■ **VORLIEGENDER TEXT**:
※
Europe is lost, America lost, London lost
Still we are clamouring victory
All that is meaningless rules
We have learned nothing from history
People are dead in their lifetimes
Dazed in the shine of the streets
But look how the traffic’s still moving
The system’s too slick to stop working
Business is good. And there’s bands every night in the pubs
And there’s two for one drinks in the clubs
And we scrubbed up well
We washed off the work and the stress
Now all we want’s some excess
Better yet; A night to remember that we’ll soon forget
(Kate Tempest – Europe Is Lost)
4:18 Uhr. Da bist du entweder betrunken oder du schläfst. Mit hämmernden Synapsen wachliegen ist dagegen so ziemlich das Beschissenste, was dir um diese Uhrzeit passieren kann. Diese Uhrzeit und dieses Gefühl hält ‘Let Them Eat Chaos’ – das neue Album von Kate Tempest – zusammen.
“It’s 4:18 AM
At this very moment
On this very street
Seven different people in seven different flats
Are wide awake
They can’t sleep
Now
Of all these people
In all these houses
Only these seven are awake
And they shiver in the middle of the night
Counting their sheepish mistakes”
※
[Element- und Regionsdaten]

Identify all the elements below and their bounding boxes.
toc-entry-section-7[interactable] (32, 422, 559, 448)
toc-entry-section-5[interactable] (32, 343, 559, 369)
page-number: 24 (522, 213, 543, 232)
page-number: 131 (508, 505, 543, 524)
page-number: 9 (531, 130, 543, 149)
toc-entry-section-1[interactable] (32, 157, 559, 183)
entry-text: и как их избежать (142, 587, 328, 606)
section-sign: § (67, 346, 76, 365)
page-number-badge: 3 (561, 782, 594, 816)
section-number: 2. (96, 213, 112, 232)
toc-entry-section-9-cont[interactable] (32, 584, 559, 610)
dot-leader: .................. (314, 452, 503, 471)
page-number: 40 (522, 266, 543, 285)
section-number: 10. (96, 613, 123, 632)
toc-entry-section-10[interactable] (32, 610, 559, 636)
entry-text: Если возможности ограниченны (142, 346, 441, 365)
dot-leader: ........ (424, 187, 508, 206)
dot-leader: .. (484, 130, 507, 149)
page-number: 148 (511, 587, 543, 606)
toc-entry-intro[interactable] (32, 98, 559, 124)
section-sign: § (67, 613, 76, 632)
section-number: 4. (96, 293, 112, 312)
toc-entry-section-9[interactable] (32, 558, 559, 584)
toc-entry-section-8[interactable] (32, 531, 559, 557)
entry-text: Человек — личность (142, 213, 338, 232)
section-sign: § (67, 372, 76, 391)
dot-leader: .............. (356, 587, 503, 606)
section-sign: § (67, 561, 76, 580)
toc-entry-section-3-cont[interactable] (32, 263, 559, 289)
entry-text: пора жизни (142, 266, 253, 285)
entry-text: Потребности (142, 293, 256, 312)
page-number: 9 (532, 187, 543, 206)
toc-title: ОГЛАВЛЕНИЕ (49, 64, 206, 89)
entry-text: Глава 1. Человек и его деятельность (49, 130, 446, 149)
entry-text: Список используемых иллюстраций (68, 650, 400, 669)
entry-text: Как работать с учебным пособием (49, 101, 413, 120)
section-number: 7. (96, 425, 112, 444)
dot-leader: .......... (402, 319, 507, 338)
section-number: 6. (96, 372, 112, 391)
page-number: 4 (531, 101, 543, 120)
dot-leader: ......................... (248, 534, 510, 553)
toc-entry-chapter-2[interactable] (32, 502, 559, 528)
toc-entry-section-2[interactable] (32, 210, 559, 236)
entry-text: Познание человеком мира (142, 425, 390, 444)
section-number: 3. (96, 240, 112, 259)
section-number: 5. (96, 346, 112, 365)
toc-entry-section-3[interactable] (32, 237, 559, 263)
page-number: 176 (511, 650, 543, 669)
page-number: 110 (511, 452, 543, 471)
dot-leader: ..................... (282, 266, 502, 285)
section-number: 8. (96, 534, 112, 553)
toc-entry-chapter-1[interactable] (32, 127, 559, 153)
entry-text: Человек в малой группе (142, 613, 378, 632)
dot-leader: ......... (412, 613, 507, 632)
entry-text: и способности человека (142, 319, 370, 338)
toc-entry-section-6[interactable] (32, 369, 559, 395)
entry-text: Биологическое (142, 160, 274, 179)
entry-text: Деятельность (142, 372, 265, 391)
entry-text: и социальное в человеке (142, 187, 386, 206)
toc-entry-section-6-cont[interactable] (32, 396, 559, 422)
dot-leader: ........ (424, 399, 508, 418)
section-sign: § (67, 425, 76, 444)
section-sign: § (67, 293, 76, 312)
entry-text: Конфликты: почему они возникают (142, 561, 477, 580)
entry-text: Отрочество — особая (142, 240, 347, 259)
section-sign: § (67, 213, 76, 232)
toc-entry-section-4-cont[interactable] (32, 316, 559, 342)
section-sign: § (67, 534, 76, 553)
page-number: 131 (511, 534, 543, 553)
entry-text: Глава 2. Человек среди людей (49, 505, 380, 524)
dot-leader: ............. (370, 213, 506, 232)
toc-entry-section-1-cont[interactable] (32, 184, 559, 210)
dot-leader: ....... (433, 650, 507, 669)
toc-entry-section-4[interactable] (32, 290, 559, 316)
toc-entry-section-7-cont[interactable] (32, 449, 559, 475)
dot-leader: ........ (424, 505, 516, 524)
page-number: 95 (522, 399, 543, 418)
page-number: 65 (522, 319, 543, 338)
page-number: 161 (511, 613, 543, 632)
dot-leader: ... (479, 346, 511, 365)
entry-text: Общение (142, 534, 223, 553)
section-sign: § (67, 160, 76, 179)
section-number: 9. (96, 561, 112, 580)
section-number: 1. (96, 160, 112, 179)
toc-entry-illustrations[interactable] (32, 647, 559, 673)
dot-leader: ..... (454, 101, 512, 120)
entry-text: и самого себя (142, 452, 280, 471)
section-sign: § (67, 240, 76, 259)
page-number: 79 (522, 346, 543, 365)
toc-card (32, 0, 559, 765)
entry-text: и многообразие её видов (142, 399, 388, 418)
※
■ **ZU BEARBEITENDE AUFGABEN**:
1. Ersetze im Text über Kate Tempests Album "Album" durch "Werk" und gib den Abschnitt zwischen "4:18 Uhr. Da" und "Tempest – zusammen.", beide eingeschlossen, wieder.
2. Welchen Titel trägt laut dem Text über Kate Tempests Album ihr neues Album?
3. Setze den Text über Kate Tempests Album dort fort, wo er aufhört.

■ **ERGEBNISSE IN REIHENFOLGE**:
1.
4:18 Uhr. Da bist du entweder betrunken oder du schläfst. Mit hämmernden Synapsen wachliegen ist dagegen so ziemlich das Beschissenste, was dir um diese Uhrzeit passieren kann. Diese Uhrzeit und dieses Gefühl hält ‘Let Them Eat Chaos’ – das neue Werk von Kate Tempest – zusammen.

2. ‘Let Them Eat Chaos’

3.
Kate Tempests Protagonisten leben alle in der selben Straße, kennen sich nicht, liegen aber zur gleichen Zeit wach. Sie kämpfen mit Einsamkeit, Versagensängsten, Verlust, Enttäuschungen und der Gesellschaft. ‘Europe Is Lost’ gewinnt so gleich auf mehreren Ebenen an Bedeutung. Das System hat uns im Griff, wir leiden nur im Stillen, während um uns herum alles vor die Hunde geht: “Sleep like a gloved hand covers our eyes, The lights are so nice and bright and lets dream, But some of us are stuck like stones in a slipstream, What am I gonna do wake up? We are lost.” Und wenn wir dann mal wachliegen: Wohin mit den Sorgen, wohin mit dem hämmernden Gewissen, das der blecherne Beat des Songs permanent unterstreicht?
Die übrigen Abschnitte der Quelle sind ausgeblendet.